Written exercise >>
Return the material word for word. Do not include the pictures.

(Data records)
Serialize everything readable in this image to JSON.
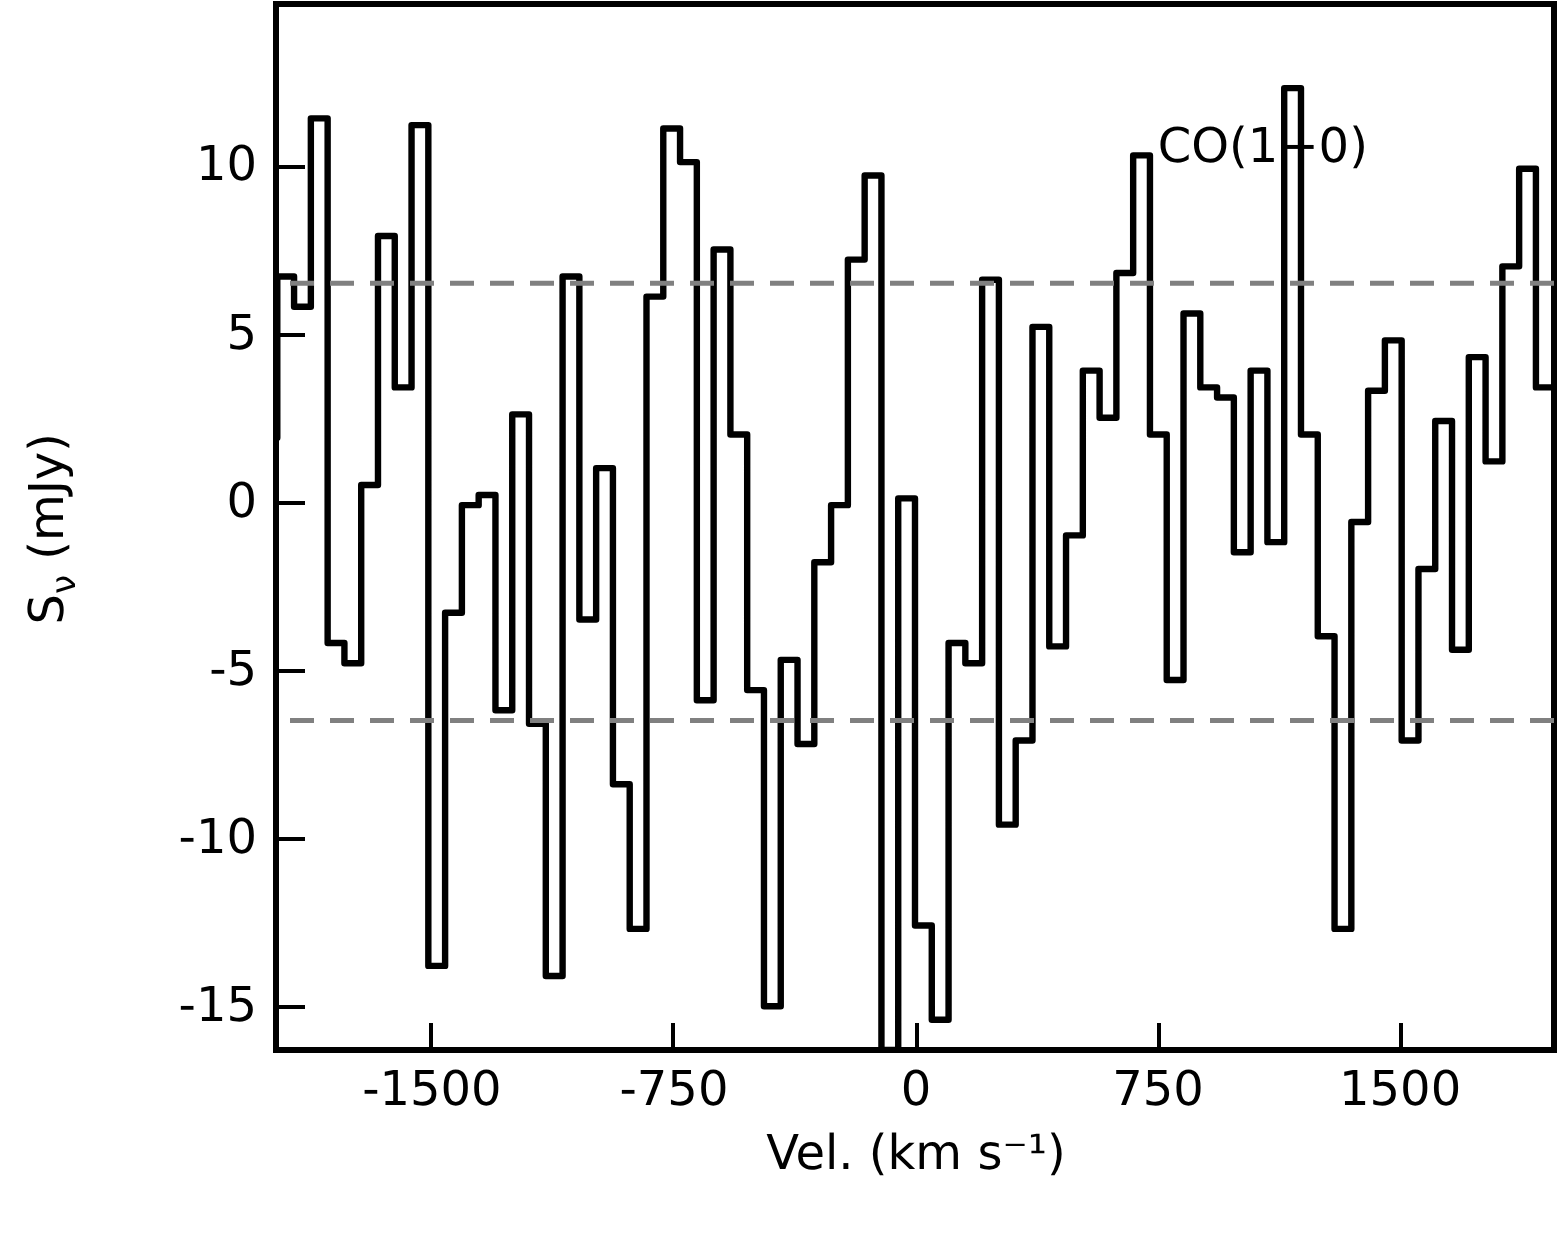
{
  "chart_data": {
    "type": "step",
    "xlabel": "Vel. (km s⁻¹)",
    "ylabel": "S$_{ν}$ (mJy)",
    "annotations": [
      "CO(1−0)"
    ],
    "x": [
      -1980,
      -1976,
      -1924,
      -1872,
      -1820,
      -1768,
      -1716,
      -1664,
      -1612,
      -1560,
      -1508,
      -1456,
      -1404,
      -1352,
      -1300,
      -1248,
      -1196,
      -1144,
      -1092,
      -1040,
      -988,
      -936,
      -884,
      -832,
      -780,
      -728,
      -676,
      -624,
      -572,
      -520,
      -468,
      -416,
      -364,
      -312,
      -260,
      -208,
      -156,
      -104,
      -52,
      0,
      52,
      104,
      156,
      208,
      260,
      312,
      364,
      416,
      468,
      520,
      572,
      624,
      676,
      728,
      780,
      832,
      884,
      936,
      988,
      1040,
      1092,
      1144,
      1196,
      1248,
      1300,
      1352,
      1404,
      1456,
      1508,
      1560,
      1612,
      1664,
      1716,
      1768,
      1820,
      1872,
      1924,
      1976
    ],
    "series": [
      {
        "color": "#000000",
        "values": [
          1.9,
          6.7,
          5.8,
          11.4,
          -4.2,
          -4.8,
          0.5,
          7.9,
          3.4,
          11.2,
          -13.8,
          -3.3,
          -0.1,
          0.2,
          -6.2,
          2.6,
          -6.6,
          -14.1,
          6.7,
          -3.5,
          1.0,
          -8.4,
          -12.7,
          6.1,
          11.1,
          10.1,
          -5.9,
          7.5,
          2.0,
          -5.6,
          -15.0,
          -4.7,
          -7.2,
          -1.8,
          -0.1,
          7.2,
          9.7,
          -16.3,
          0.1,
          -12.6,
          -15.4,
          -4.2,
          -4.8,
          6.6,
          -9.6,
          -7.1,
          5.2,
          -4.3,
          -1.0,
          3.9,
          2.5,
          6.8,
          10.3,
          2.0,
          -5.3,
          5.6,
          3.4,
          3.1,
          -1.5,
          3.9,
          -1.2,
          12.3,
          2.0,
          -4.0,
          -12.7,
          -0.6,
          3.3,
          4.8,
          -7.1,
          -2.0,
          2.4,
          -4.4,
          4.3,
          1.2,
          7.0,
          9.9,
          3.4,
          3.4
        ]
      }
    ],
    "xlim": [
      -1980,
      1980
    ],
    "ylim": [
      -16.3,
      14.8
    ],
    "xticks": [
      -1500,
      -750,
      0,
      750,
      1500
    ],
    "yticks": [
      -15,
      -10,
      -5,
      0,
      5,
      10
    ],
    "ref_lines": [
      {
        "axis": "y",
        "value": 6.5,
        "color": "#808080",
        "line_style": "dashed"
      },
      {
        "axis": "y",
        "value": -6.5,
        "color": "#808080",
        "line_style": "dashed"
      }
    ],
    "marker": "none",
    "line_style": "solid"
  }
}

Answer in full >>
Serialize everything readable in this image to JSON.
{
  "chart_data": {
    "type": "step",
    "xlabel": "Vel. (km s⁻¹)",
    "ylabel": "S$_{ν}$ (mJy)",
    "annotations": [
      "CO(1−0)"
    ],
    "x": [
      -1980,
      -1976,
      -1924,
      -1872,
      -1820,
      -1768,
      -1716,
      -1664,
      -1612,
      -1560,
      -1508,
      -1456,
      -1404,
      -1352,
      -1300,
      -1248,
      -1196,
      -1144,
      -1092,
      -1040,
      -988,
      -936,
      -884,
      -832,
      -780,
      -728,
      -676,
      -624,
      -572,
      -520,
      -468,
      -416,
      -364,
      -312,
      -260,
      -208,
      -156,
      -104,
      -52,
      0,
      52,
      104,
      156,
      208,
      260,
      312,
      364,
      416,
      468,
      520,
      572,
      624,
      676,
      728,
      780,
      832,
      884,
      936,
      988,
      1040,
      1092,
      1144,
      1196,
      1248,
      1300,
      1352,
      1404,
      1456,
      1508,
      1560,
      1612,
      1664,
      1716,
      1768,
      1820,
      1872,
      1924,
      1976
    ],
    "series": [
      {
        "color": "#000000",
        "values": [
          1.9,
          6.7,
          5.8,
          11.4,
          -4.2,
          -4.8,
          0.5,
          7.9,
          3.4,
          11.2,
          -13.8,
          -3.3,
          -0.1,
          0.2,
          -6.2,
          2.6,
          -6.6,
          -14.1,
          6.7,
          -3.5,
          1.0,
          -8.4,
          -12.7,
          6.1,
          11.1,
          10.1,
          -5.9,
          7.5,
          2.0,
          -5.6,
          -15.0,
          -4.7,
          -7.2,
          -1.8,
          -0.1,
          7.2,
          9.7,
          -16.3,
          0.1,
          -12.6,
          -15.4,
          -4.2,
          -4.8,
          6.6,
          -9.6,
          -7.1,
          5.2,
          -4.3,
          -1.0,
          3.9,
          2.5,
          6.8,
          10.3,
          2.0,
          -5.3,
          5.6,
          3.4,
          3.1,
          -1.5,
          3.9,
          -1.2,
          12.3,
          2.0,
          -4.0,
          -12.7,
          -0.6,
          3.3,
          4.8,
          -7.1,
          -2.0,
          2.4,
          -4.4,
          4.3,
          1.2,
          7.0,
          9.9,
          3.4,
          3.4
        ]
      }
    ],
    "xlim": [
      -1980,
      1980
    ],
    "ylim": [
      -16.3,
      14.8
    ],
    "xticks": [
      -1500,
      -750,
      0,
      750,
      1500
    ],
    "yticks": [
      -15,
      -10,
      -5,
      0,
      5,
      10
    ],
    "ref_lines": [
      {
        "axis": "y",
        "value": 6.5,
        "color": "#808080",
        "line_style": "dashed"
      },
      {
        "axis": "y",
        "value": -6.5,
        "color": "#808080",
        "line_style": "dashed"
      }
    ],
    "marker": "none",
    "line_style": "solid"
  }
}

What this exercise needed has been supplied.